[Data entries]
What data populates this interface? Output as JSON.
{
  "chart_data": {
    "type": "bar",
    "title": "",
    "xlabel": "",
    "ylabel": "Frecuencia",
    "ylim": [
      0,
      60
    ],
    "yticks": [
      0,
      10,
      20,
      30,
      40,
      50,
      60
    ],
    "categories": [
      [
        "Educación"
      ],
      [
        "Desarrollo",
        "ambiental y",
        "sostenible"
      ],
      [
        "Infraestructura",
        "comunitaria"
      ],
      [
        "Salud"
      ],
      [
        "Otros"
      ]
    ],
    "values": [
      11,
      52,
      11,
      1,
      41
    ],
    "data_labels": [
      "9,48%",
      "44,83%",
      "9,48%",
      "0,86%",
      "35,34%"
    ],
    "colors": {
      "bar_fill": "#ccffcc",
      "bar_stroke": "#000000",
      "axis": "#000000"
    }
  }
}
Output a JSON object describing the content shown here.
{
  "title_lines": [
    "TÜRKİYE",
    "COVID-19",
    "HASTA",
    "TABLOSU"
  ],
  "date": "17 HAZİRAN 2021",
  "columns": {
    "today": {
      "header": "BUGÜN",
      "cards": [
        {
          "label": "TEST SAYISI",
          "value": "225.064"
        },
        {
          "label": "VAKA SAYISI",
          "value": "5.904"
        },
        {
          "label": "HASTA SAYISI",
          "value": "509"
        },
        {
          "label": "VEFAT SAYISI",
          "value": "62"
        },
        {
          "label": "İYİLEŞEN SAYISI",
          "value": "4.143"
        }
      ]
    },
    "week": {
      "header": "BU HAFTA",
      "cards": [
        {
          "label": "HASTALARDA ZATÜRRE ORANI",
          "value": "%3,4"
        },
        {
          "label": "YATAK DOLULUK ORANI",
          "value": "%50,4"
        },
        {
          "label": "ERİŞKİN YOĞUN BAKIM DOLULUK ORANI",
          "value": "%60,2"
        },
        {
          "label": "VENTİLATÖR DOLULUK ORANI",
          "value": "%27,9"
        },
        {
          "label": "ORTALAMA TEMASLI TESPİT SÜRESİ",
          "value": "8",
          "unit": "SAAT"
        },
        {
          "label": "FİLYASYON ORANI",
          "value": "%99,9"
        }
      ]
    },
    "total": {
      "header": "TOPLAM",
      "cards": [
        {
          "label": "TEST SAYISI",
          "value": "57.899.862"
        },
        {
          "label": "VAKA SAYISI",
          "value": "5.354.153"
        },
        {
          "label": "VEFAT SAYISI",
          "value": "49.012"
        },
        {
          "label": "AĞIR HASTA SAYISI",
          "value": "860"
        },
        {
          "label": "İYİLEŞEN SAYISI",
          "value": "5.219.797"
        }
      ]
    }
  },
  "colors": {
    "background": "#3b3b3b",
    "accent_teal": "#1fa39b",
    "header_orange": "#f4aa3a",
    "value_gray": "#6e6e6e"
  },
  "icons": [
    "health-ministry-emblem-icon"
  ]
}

◆ AIM OF THE EXERCISE:
Restate each entry exactly, skipping none.

◆ TASK OUTPUT:
What data populates this interface? Output as JSON.
{
  "chart_data": {
    "type": "bar",
    "title": "",
    "xlabel": "",
    "ylabel": "Frecuencia",
    "ylim": [
      0,
      60
    ],
    "yticks": [
      0,
      10,
      20,
      30,
      40,
      50,
      60
    ],
    "categories": [
      [
        "Educación"
      ],
      [
        "Desarrollo",
        "ambiental y",
        "sostenible"
      ],
      [
        "Infraestructura",
        "comunitaria"
      ],
      [
        "Salud"
      ],
      [
        "Otros"
      ]
    ],
    "values": [
      11,
      52,
      11,
      1,
      41
    ],
    "data_labels": [
      "9,48%",
      "44,83%",
      "9,48%",
      "0,86%",
      "35,34%"
    ],
    "colors": {
      "bar_fill": "#ccffcc",
      "bar_stroke": "#000000",
      "axis": "#000000"
    }
  }
}
Output a JSON object describing the content shown here.
{
  "title_lines": [
    "TÜRKİYE",
    "COVID-19",
    "HASTA",
    "TABLOSU"
  ],
  "date": "17 HAZİRAN 2021",
  "columns": {
    "today": {
      "header": "BUGÜN",
      "cards": [
        {
          "label": "TEST SAYISI",
          "value": "225.064"
        },
        {
          "label": "VAKA SAYISI",
          "value": "5.904"
        },
        {
          "label": "HASTA SAYISI",
          "value": "509"
        },
        {
          "label": "VEFAT SAYISI",
          "value": "62"
        },
        {
          "label": "İYİLEŞEN SAYISI",
          "value": "4.143"
        }
      ]
    },
    "week": {
      "header": "BU HAFTA",
      "cards": [
        {
          "label": "HASTALARDA ZATÜRRE ORANI",
          "value": "%3,4"
        },
        {
          "label": "YATAK DOLULUK ORANI",
          "value": "%50,4"
        },
        {
          "label": "ERİŞKİN YOĞUN BAKIM DOLULUK ORANI",
          "value": "%60,2"
        },
        {
          "label": "VENTİLATÖR DOLULUK ORANI",
          "value": "%27,9"
        },
        {
          "label": "ORTALAMA TEMASLI TESPİT SÜRESİ",
          "value": "8",
          "unit": "SAAT"
        },
        {
          "label": "FİLYASYON ORANI",
          "value": "%99,9"
        }
      ]
    },
    "total": {
      "header": "TOPLAM",
      "cards": [
        {
          "label": "TEST SAYISI",
          "value": "57.899.862"
        },
        {
          "label": "VAKA SAYISI",
          "value": "5.354.153"
        },
        {
          "label": "VEFAT SAYISI",
          "value": "49.012"
        },
        {
          "label": "AĞIR HASTA SAYISI",
          "value": "860"
        },
        {
          "label": "İYİLEŞEN SAYISI",
          "value": "5.219.797"
        }
      ]
    }
  },
  "colors": {
    "background": "#3b3b3b",
    "accent_teal": "#1fa39b",
    "header_orange": "#f4aa3a",
    "value_gray": "#6e6e6e"
  },
  "icons": [
    "health-ministry-emblem-icon"
  ]
}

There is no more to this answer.